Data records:
* * * * * * * * *

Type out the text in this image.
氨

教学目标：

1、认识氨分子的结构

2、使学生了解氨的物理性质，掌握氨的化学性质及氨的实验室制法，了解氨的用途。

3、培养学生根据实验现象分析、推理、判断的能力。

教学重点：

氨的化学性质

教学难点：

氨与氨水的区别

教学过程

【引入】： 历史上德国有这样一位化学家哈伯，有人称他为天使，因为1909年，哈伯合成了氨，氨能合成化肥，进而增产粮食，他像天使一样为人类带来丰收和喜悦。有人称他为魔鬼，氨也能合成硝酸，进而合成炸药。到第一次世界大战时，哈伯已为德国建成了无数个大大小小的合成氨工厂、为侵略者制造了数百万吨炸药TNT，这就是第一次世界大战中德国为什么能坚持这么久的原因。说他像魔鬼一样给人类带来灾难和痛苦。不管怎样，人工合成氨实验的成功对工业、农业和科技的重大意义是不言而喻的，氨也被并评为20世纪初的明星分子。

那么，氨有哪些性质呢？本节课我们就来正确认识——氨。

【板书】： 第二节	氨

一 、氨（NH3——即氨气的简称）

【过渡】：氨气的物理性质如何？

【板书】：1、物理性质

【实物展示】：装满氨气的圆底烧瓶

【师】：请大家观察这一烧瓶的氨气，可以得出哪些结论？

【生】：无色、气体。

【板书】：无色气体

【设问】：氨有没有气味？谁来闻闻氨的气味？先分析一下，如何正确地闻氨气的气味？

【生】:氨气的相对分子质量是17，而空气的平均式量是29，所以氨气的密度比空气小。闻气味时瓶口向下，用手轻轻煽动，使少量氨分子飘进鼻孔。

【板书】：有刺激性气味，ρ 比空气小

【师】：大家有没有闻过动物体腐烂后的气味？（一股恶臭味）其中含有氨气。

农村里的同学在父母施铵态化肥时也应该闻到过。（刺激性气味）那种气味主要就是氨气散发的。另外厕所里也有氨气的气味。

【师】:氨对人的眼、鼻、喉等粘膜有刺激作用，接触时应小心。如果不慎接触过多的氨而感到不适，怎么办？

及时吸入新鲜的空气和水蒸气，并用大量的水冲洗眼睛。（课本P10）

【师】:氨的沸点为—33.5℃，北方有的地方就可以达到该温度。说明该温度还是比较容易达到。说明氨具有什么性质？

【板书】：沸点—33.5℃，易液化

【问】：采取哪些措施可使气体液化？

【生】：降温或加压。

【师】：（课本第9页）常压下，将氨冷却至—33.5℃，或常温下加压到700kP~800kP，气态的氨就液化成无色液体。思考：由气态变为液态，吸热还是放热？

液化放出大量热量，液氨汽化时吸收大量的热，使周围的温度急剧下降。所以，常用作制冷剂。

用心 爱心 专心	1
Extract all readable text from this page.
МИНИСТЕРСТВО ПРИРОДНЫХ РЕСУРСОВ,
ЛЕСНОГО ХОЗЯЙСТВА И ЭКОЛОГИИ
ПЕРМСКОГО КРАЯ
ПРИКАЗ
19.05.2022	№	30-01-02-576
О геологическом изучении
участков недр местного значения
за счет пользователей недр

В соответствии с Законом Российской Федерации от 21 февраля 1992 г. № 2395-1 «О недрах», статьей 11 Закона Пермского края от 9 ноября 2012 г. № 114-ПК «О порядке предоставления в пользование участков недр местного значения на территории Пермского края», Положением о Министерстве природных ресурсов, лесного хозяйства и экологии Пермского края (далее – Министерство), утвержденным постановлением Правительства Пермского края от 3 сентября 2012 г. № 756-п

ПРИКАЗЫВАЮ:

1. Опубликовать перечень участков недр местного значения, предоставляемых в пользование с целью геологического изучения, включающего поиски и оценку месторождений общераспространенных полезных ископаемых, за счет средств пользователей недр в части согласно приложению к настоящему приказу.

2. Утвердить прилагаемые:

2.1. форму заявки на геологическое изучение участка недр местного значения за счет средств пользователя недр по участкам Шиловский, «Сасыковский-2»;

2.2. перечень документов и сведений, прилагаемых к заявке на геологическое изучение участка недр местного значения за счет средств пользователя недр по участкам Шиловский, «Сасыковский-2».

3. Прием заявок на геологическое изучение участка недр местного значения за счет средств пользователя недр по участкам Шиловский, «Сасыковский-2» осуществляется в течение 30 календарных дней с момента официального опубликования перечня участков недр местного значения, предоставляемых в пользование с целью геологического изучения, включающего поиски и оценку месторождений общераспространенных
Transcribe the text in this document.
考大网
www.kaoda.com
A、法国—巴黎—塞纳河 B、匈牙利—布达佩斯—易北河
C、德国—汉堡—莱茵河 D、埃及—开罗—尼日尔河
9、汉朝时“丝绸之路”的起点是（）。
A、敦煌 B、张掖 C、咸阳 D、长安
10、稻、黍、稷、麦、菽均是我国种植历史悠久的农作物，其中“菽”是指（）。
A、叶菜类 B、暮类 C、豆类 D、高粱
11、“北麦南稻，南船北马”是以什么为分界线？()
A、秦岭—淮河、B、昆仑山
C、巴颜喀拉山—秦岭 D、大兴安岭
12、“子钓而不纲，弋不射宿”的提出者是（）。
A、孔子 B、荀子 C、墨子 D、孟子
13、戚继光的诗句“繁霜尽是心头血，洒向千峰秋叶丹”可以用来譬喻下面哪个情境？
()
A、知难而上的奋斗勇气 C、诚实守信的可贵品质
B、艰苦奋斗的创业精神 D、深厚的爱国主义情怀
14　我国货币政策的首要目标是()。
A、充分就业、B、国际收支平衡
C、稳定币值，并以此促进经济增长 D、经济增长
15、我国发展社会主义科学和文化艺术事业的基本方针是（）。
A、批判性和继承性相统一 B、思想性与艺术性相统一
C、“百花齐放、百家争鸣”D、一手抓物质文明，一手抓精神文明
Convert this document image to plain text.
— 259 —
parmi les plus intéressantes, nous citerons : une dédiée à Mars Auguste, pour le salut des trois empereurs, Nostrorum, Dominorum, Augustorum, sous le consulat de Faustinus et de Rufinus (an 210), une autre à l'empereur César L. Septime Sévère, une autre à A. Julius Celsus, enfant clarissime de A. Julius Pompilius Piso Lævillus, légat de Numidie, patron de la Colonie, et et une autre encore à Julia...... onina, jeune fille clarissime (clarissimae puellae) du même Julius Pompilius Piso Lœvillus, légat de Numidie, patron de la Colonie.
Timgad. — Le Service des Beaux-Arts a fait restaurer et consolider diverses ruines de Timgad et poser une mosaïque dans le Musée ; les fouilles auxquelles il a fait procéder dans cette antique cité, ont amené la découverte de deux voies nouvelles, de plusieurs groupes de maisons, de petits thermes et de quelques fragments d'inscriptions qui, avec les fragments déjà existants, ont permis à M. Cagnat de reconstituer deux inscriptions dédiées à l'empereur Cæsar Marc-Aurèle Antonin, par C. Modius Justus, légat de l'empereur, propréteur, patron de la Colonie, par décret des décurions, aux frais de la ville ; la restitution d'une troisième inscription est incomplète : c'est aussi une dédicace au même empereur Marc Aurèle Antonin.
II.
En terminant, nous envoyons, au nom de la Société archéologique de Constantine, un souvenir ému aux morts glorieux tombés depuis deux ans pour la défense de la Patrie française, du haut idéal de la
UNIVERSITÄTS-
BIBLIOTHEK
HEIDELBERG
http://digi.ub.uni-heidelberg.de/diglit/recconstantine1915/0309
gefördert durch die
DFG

* * * * * * * * *

## THE PROBLEM
Copy every line of the listing containing the string "геологического".

## CORRECT RESPONSE
1. Опубликовать перечень участков недр местного значения, предоставляемых в пользование с целью геологического изучения, включающего поиски и оценку месторождений общераспространенных полезных ископаемых, за счет средств пользователей недр в части согласно приложению к настоящему приказу.
3. Прием заявок на геологическое изучение участка недр местного значения за счет средств пользователя недр по участкам Шиловский, «Сасыковский-2» осуществляется в течение 30 календарных дней с момента официального опубликования перечня участков недр местного значения, предоставляемых в пользование с целью геологического изучения, включающего поиски и оценку месторождений общераспространенных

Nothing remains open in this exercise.